▶ [Task prompt]:
Copy every line that contains the string "Output" from the entries below.
## Start Dataset extract
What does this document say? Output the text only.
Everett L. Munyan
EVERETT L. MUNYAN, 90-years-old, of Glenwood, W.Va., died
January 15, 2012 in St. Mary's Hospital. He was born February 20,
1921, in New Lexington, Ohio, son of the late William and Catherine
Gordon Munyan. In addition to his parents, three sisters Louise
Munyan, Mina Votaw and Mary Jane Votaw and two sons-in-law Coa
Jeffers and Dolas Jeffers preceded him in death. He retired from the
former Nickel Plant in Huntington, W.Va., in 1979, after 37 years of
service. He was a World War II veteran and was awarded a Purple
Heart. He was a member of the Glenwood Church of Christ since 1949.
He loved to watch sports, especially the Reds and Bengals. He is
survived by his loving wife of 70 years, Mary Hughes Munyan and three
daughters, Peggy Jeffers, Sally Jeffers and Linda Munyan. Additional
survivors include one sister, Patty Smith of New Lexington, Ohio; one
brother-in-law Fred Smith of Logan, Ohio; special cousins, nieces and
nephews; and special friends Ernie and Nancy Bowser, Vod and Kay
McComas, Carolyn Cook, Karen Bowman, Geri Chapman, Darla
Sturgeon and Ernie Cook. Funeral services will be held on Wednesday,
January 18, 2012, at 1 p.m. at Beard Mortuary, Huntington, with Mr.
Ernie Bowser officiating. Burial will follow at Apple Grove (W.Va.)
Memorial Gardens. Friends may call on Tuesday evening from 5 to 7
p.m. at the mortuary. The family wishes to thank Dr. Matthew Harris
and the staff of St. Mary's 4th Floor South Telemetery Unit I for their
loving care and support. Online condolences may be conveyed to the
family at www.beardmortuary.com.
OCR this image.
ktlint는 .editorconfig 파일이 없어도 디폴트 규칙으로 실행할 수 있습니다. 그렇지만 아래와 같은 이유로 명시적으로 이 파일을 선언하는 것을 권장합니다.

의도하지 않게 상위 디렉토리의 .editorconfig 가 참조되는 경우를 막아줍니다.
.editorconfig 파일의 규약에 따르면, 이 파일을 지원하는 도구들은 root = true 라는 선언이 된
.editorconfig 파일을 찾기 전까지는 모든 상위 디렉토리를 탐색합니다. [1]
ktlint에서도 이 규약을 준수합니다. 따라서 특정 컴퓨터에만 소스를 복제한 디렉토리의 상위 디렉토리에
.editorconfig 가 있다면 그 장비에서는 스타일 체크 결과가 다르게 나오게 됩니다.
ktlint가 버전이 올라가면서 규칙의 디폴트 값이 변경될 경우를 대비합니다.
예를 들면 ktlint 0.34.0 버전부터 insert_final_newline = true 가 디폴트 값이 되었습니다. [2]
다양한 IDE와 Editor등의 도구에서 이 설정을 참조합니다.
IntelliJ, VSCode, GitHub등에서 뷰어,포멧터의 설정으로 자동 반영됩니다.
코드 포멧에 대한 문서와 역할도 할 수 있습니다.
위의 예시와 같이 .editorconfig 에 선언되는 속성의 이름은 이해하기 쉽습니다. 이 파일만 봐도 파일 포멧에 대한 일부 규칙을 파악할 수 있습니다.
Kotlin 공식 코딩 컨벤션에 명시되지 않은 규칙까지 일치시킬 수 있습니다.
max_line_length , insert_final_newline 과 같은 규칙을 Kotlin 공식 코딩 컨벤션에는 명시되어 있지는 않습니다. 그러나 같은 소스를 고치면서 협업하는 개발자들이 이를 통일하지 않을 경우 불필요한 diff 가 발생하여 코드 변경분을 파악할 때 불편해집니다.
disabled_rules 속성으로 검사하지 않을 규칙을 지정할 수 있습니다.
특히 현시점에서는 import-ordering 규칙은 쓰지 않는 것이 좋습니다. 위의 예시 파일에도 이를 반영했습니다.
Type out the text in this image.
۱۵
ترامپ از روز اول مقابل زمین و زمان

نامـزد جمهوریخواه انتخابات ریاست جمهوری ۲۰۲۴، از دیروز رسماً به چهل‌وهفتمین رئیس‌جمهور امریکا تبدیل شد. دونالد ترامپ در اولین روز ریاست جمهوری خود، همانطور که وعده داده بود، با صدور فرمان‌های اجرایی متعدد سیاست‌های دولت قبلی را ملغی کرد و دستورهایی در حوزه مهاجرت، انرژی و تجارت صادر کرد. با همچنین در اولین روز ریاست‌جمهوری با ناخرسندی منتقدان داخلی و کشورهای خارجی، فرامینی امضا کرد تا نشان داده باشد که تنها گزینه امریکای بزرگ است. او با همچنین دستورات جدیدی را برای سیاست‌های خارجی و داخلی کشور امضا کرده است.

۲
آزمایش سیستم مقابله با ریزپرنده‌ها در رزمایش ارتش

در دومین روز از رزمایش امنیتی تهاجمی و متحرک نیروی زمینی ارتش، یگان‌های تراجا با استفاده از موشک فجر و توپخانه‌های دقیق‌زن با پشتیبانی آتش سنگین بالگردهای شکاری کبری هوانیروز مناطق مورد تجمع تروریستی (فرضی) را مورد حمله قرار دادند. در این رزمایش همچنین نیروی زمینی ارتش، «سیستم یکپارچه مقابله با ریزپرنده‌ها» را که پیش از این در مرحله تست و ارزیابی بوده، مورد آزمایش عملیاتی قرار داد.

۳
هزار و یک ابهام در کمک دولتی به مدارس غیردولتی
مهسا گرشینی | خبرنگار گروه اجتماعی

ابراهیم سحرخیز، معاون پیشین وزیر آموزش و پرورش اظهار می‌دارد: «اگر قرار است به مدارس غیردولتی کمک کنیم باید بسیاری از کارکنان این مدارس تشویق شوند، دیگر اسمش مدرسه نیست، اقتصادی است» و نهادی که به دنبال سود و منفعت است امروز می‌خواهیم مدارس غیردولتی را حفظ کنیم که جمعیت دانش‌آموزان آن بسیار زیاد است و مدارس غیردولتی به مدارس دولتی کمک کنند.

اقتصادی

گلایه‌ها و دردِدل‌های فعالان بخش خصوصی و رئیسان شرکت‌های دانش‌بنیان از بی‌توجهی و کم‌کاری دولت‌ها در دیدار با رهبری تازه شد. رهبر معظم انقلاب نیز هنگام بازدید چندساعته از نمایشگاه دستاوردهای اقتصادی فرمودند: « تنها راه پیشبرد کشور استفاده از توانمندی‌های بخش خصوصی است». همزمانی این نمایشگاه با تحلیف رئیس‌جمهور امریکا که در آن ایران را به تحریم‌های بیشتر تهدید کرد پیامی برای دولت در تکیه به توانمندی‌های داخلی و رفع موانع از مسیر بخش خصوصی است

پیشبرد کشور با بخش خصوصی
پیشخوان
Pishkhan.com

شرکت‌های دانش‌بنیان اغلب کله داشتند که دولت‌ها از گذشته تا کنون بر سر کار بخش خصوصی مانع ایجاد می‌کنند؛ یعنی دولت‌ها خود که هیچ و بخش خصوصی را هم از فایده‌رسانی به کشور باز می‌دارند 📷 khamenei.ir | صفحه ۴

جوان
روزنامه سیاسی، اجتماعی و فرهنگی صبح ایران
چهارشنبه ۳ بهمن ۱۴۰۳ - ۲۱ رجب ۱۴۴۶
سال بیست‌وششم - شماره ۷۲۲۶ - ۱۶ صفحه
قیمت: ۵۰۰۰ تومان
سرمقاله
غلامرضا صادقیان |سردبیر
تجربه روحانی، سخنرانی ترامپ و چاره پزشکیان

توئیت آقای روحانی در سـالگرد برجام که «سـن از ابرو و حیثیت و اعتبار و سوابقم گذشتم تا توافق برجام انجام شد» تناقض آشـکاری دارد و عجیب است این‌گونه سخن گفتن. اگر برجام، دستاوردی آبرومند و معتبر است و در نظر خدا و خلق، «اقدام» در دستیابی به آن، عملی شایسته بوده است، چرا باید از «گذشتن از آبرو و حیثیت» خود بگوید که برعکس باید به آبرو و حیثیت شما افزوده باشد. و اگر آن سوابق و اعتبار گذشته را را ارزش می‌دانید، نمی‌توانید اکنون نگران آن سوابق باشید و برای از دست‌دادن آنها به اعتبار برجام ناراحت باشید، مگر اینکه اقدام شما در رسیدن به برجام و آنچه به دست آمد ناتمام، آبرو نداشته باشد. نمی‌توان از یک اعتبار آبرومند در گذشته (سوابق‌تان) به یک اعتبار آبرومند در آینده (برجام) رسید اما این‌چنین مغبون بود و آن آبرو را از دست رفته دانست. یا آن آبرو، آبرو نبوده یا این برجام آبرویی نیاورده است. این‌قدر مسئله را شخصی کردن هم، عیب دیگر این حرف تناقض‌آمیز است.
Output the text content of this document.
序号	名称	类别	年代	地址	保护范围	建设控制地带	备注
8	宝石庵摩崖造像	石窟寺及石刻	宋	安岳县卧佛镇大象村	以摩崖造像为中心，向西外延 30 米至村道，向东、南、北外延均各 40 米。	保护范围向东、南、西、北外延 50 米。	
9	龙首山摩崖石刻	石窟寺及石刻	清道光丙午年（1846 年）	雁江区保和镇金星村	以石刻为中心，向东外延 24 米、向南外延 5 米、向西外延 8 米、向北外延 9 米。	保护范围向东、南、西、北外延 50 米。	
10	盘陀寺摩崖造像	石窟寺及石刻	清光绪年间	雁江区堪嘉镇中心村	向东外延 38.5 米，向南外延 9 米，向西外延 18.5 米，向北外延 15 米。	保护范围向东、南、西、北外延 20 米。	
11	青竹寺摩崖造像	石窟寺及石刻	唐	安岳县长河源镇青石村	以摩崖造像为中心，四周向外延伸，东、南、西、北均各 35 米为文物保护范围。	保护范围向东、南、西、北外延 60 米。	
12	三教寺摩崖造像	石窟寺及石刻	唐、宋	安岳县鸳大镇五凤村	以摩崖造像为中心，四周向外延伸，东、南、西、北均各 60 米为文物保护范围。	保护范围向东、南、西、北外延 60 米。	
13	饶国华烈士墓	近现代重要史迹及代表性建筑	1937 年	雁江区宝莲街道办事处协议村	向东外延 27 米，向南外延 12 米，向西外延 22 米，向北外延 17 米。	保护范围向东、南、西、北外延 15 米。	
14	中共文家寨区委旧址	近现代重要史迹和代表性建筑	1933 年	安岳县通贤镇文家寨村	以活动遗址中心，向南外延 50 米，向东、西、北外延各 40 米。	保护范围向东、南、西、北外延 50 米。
## End Dataset extract
▶ [Answer to this problem]:
What does this document say? Output the text only.
Output the text content of this document.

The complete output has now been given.